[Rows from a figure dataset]
☆ ☆ ☆ ☆ ☆
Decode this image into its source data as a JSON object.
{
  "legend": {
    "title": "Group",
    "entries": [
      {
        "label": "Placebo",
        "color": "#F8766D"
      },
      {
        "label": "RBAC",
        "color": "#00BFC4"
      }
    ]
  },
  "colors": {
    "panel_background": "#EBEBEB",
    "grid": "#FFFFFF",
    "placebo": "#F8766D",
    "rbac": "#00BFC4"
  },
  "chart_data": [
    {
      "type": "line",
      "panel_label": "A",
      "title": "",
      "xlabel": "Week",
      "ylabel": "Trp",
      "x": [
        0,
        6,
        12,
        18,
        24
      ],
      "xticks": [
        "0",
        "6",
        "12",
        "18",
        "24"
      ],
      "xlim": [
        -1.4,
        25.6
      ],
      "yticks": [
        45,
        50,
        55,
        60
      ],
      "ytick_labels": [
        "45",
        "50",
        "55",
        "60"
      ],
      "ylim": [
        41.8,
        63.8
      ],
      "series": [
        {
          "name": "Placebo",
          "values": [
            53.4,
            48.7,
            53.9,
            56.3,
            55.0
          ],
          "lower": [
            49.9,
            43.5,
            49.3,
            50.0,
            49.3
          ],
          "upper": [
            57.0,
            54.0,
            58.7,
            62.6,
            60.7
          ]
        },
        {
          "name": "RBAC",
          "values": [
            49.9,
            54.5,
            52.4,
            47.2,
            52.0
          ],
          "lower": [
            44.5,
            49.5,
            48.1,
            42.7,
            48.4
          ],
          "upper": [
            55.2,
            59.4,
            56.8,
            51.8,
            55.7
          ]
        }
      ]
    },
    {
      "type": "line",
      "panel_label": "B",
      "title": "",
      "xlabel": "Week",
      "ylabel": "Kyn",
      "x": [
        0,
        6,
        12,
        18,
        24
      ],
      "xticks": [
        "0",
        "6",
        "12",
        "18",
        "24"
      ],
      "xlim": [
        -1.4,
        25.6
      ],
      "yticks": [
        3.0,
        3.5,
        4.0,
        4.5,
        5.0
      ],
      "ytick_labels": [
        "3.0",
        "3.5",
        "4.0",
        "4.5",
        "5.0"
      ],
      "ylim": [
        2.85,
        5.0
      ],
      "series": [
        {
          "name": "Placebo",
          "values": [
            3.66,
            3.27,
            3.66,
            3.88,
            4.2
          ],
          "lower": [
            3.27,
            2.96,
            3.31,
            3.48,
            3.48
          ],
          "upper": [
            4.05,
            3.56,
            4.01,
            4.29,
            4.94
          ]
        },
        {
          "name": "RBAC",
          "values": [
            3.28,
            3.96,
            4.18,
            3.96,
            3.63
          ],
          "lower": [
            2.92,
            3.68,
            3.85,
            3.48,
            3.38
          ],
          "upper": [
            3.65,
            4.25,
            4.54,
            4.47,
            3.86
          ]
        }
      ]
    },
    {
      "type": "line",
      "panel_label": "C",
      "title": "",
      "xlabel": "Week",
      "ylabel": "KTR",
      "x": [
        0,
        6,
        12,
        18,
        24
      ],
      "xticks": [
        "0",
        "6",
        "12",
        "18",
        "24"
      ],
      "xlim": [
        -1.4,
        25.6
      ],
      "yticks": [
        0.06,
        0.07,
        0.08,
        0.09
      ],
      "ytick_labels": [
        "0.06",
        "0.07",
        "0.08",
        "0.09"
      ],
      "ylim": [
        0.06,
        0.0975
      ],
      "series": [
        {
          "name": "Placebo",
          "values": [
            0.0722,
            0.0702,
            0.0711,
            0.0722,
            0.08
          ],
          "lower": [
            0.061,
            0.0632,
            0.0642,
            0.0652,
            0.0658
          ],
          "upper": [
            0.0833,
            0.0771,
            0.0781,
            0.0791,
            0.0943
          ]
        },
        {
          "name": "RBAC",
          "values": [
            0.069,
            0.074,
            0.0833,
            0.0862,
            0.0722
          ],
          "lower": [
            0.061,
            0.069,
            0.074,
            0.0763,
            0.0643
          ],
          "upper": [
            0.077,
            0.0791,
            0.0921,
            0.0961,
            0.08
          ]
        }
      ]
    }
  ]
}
☆ ☆ ☆ ☆ ☆
=== Written problem ===
Repeat the entries above exactly, leaving nothing out.

=== Correct answer ===
Decode this image into its source data as a JSON object.
{
  "legend": {
    "title": "Group",
    "entries": [
      {
        "label": "Placebo",
        "color": "#F8766D"
      },
      {
        "label": "RBAC",
        "color": "#00BFC4"
      }
    ]
  },
  "colors": {
    "panel_background": "#EBEBEB",
    "grid": "#FFFFFF",
    "placebo": "#F8766D",
    "rbac": "#00BFC4"
  },
  "chart_data": [
    {
      "type": "line",
      "panel_label": "A",
      "title": "",
      "xlabel": "Week",
      "ylabel": "Trp",
      "x": [
        0,
        6,
        12,
        18,
        24
      ],
      "xticks": [
        "0",
        "6",
        "12",
        "18",
        "24"
      ],
      "xlim": [
        -1.4,
        25.6
      ],
      "yticks": [
        45,
        50,
        55,
        60
      ],
      "ytick_labels": [
        "45",
        "50",
        "55",
        "60"
      ],
      "ylim": [
        41.8,
        63.8
      ],
      "series": [
        {
          "name": "Placebo",
          "values": [
            53.4,
            48.7,
            53.9,
            56.3,
            55.0
          ],
          "lower": [
            49.9,
            43.5,
            49.3,
            50.0,
            49.3
          ],
          "upper": [
            57.0,
            54.0,
            58.7,
            62.6,
            60.7
          ]
        },
        {
          "name": "RBAC",
          "values": [
            49.9,
            54.5,
            52.4,
            47.2,
            52.0
          ],
          "lower": [
            44.5,
            49.5,
            48.1,
            42.7,
            48.4
          ],
          "upper": [
            55.2,
            59.4,
            56.8,
            51.8,
            55.7
          ]
        }
      ]
    },
    {
      "type": "line",
      "panel_label": "B",
      "title": "",
      "xlabel": "Week",
      "ylabel": "Kyn",
      "x": [
        0,
        6,
        12,
        18,
        24
      ],
      "xticks": [
        "0",
        "6",
        "12",
        "18",
        "24"
      ],
      "xlim": [
        -1.4,
        25.6
      ],
      "yticks": [
        3.0,
        3.5,
        4.0,
        4.5,
        5.0
      ],
      "ytick_labels": [
        "3.0",
        "3.5",
        "4.0",
        "4.5",
        "5.0"
      ],
      "ylim": [
        2.85,
        5.0
      ],
      "series": [
        {
          "name": "Placebo",
          "values": [
            3.66,
            3.27,
            3.66,
            3.88,
            4.2
          ],
          "lower": [
            3.27,
            2.96,
            3.31,
            3.48,
            3.48
          ],
          "upper": [
            4.05,
            3.56,
            4.01,
            4.29,
            4.94
          ]
        },
        {
          "name": "RBAC",
          "values": [
            3.28,
            3.96,
            4.18,
            3.96,
            3.63
          ],
          "lower": [
            2.92,
            3.68,
            3.85,
            3.48,
            3.38
          ],
          "upper": [
            3.65,
            4.25,
            4.54,
            4.47,
            3.86
          ]
        }
      ]
    },
    {
      "type": "line",
      "panel_label": "C",
      "title": "",
      "xlabel": "Week",
      "ylabel": "KTR",
      "x": [
        0,
        6,
        12,
        18,
        24
      ],
      "xticks": [
        "0",
        "6",
        "12",
        "18",
        "24"
      ],
      "xlim": [
        -1.4,
        25.6
      ],
      "yticks": [
        0.06,
        0.07,
        0.08,
        0.09
      ],
      "ytick_labels": [
        "0.06",
        "0.07",
        "0.08",
        "0.09"
      ],
      "ylim": [
        0.06,
        0.0975
      ],
      "series": [
        {
          "name": "Placebo",
          "values": [
            0.0722,
            0.0702,
            0.0711,
            0.0722,
            0.08
          ],
          "lower": [
            0.061,
            0.0632,
            0.0642,
            0.0652,
            0.0658
          ],
          "upper": [
            0.0833,
            0.0771,
            0.0781,
            0.0791,
            0.0943
          ]
        },
        {
          "name": "RBAC",
          "values": [
            0.069,
            0.074,
            0.0833,
            0.0862,
            0.0722
          ],
          "lower": [
            0.061,
            0.069,
            0.074,
            0.0763,
            0.0643
          ],
          "upper": [
            0.077,
            0.0791,
            0.0921,
            0.0961,
            0.08
          ]
        }
      ]
    }
  ]
}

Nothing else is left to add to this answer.